--- Begin MATERIAL FOR THE TASK ---
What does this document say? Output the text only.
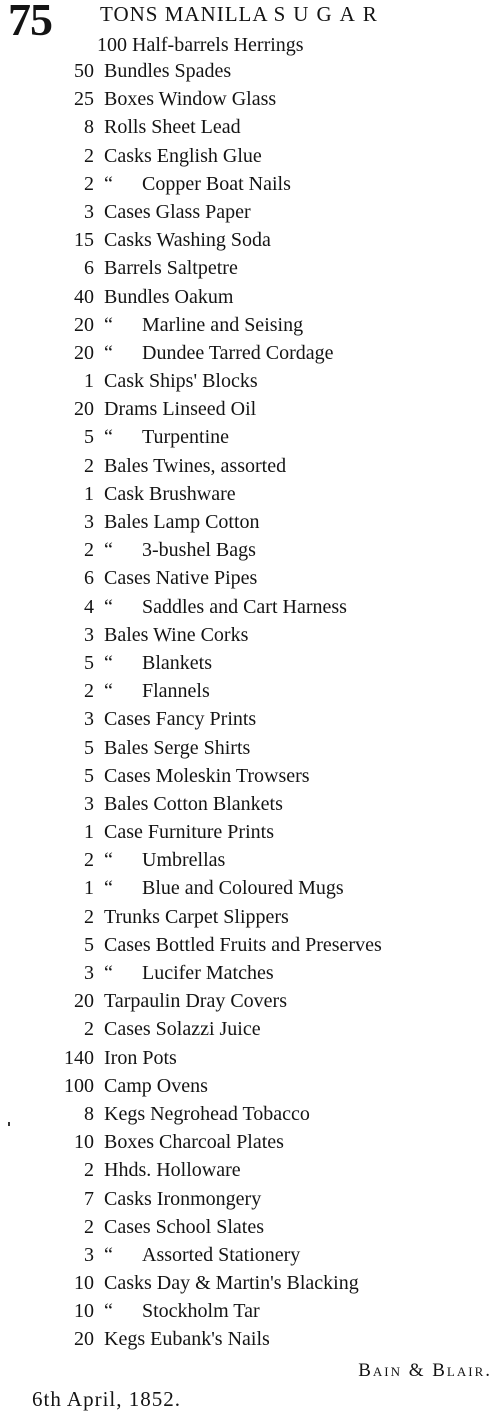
75 TONS MANILLA SUGAR
100 Half-barrels Herrings
50 Bundles Spades
25 Boxes Window Glass
8 Rolls Sheet Lead
2 Casks English Glue
2 “ Copper Boat Nails
3 Cases Glass Paper
15 Casks Washing Soda
6 Barrels Saltpetre
40 Bundles Oakum
20 “ Marline and Seising
20 “ Dundee Tarred Cordage
1 Cask Ships' Blocks
20 Drams Linseed Oil
5 “ Turpentine
2 Bales Twines, assorted
1 Cask Brushware
3 Bales Lamp Cotton
2 “ 3-bushel Bags
6 Cases Native Pipes
4 “ Saddles and Cart Harness
3 Bales Wine Corks
5 “ Blankets
2 “ Flannels
3 Cases Fancy Prints
5 Bales Serge Shirts
5 Cases Moleskin Trowsers
3 Bales Cotton Blankets
1 Case Furniture Prints
2 “ Umbrellas
1 “ Blue and Coloured Mugs
2 Trunks Carpet Slippers
5 Cases Bottled Fruits and Preserves
3 “ Lucifer Matches
20 Tarpaulin Dray Covers
2 Cases Solazzi Juice
140 Iron Pots
100 Camp Ovens
8 Kegs Negrohead Tobacco
10 Boxes Charcoal Plates
2 Hhds. Holloware
7 Casks Ironmongery
2 Cases School Slates
3 “ Assorted Stationery
10 Casks Day & Martin's Blacking
10 “ Stockholm Tar
20 Kegs Eubank's Nails
Bain & Blair.
6th April, 1852.
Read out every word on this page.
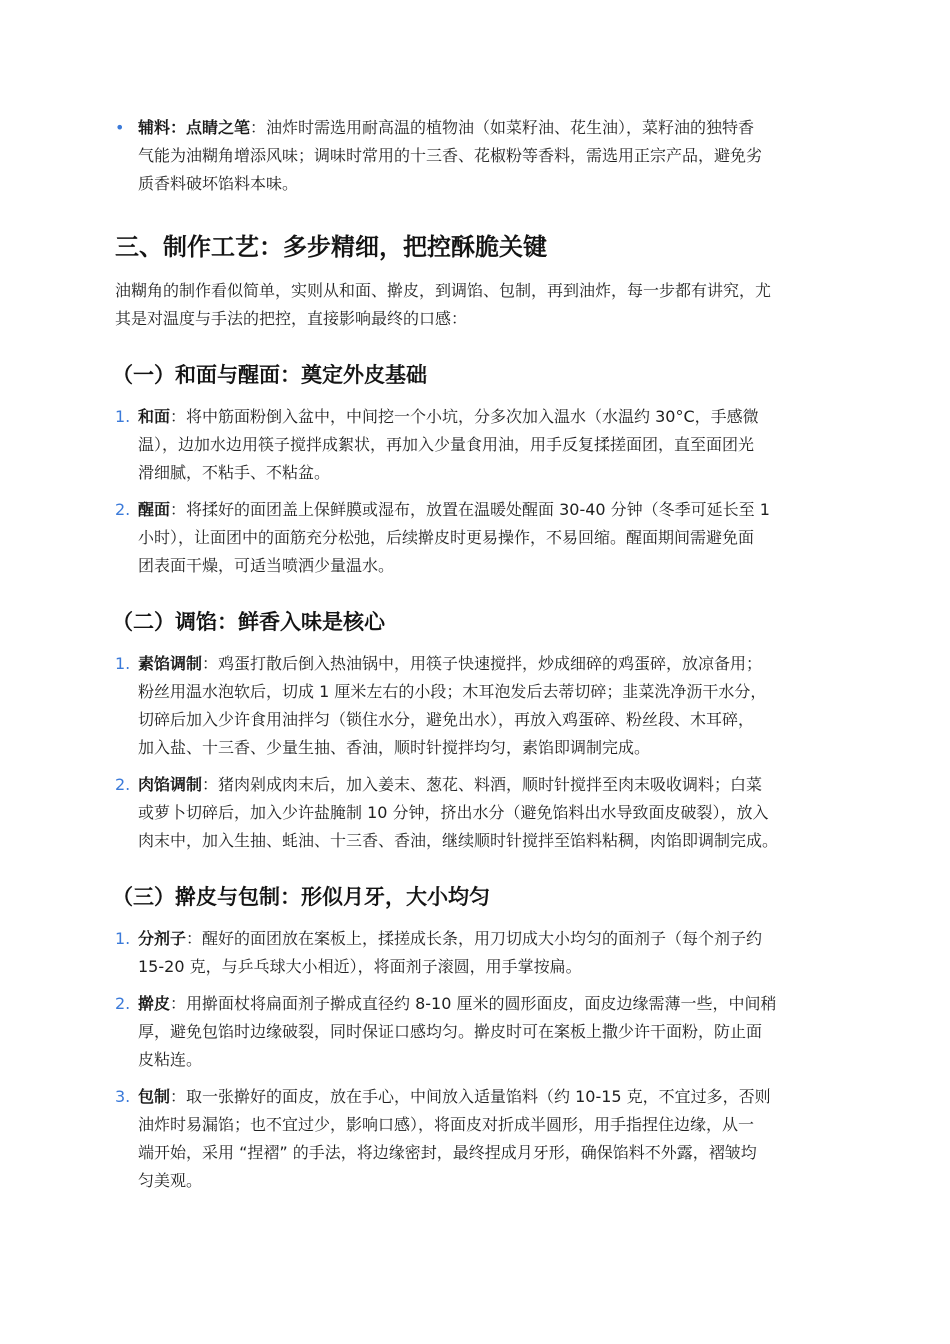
• 辅料：点睛之笔：油炸时需选用耐高温的植物油（如菜籽油、花生油），菜籽油的独特香
气能为油糊角增添风味；调味时常用的十三香、花椒粉等香料，需选用正宗产品，避免劣
质香料破坏馅料本味。
三、制作工艺：多步精细，把控酥脆关键
油糊角的制作看似简单，实则从和面、擀皮，到调馅、包制，再到油炸，每一步都有讲究，尤
其是对温度与手法的把控，直接影响最终的口感：
（一）和面与醒面：奠定外皮基础
1. 和面：将中筋面粉倒入盆中，中间挖一个小坑，分多次加入温水（水温约 30°C，手感微
温），边加水边用筷子搅拌成絮状，再加入少量食用油，用手反复揉搓面团，直至面团光
滑细腻，不粘手、不粘盆。
2. 醒面：将揉好的面团盖上保鲜膜或湿布，放置在温暖处醒面 30-40 分钟（冬季可延长至 1
小时），让面团中的面筋充分松弛，后续擀皮时更易操作，不易回缩。醒面期间需避免面
团表面干燥，可适当喷洒少量温水。
（二）调馅：鲜香入味是核心
1. 素馅调制：鸡蛋打散后倒入热油锅中，用筷子快速搅拌，炒成细碎的鸡蛋碎，放凉备用；
粉丝用温水泡软后，切成 1 厘米左右的小段；木耳泡发后去蒂切碎；韭菜洗净沥干水分，
切碎后加入少许食用油拌匀（锁住水分，避免出水），再放入鸡蛋碎、粉丝段、木耳碎，
加入盐、十三香、少量生抽、香油，顺时针搅拌均匀，素馅即调制完成。
2. 肉馅调制：猪肉剁成肉末后，加入姜末、葱花、料酒，顺时针搅拌至肉末吸收调料；白菜
或萝卜切碎后，加入少许盐腌制 10 分钟，挤出水分（避免馅料出水导致面皮破裂），放入
肉末中，加入生抽、蚝油、十三香、香油，继续顺时针搅拌至馅料粘稠，肉馅即调制完成。
（三）擀皮与包制：形似月牙，大小均匀
1. 分剂子：醒好的面团放在案板上，揉搓成长条，用刀切成大小均匀的面剂子（每个剂子约
15-20 克，与乒乓球大小相近），将面剂子滚圆，用手掌按扁。
2. 擀皮：用擀面杖将扁面剂子擀成直径约 8-10 厘米的圆形面皮，面皮边缘需薄一些，中间稍
厚，避免包馅时边缘破裂，同时保证口感均匀。擀皮时可在案板上撒少许干面粉，防止面
皮粘连。
3. 包制：取一张擀好的面皮，放在手心，中间放入适量馅料（约 10-15 克，不宜过多，否则
油炸时易漏馅；也不宜过少，影响口感），将面皮对折成半圆形，用手指捏住边缘，从一
端开始，采用 “捏褶” 的手法，将边缘密封，最终捏成月牙形，确保馅料不外露，褶皱均
匀美观。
--- End MATERIAL FOR THE TASK ---
**WHAT THE TASK REQUIRES**
Tally the lines of the listing above that include the word "this". Answer with the number alone.

**THE SOLUTION**
2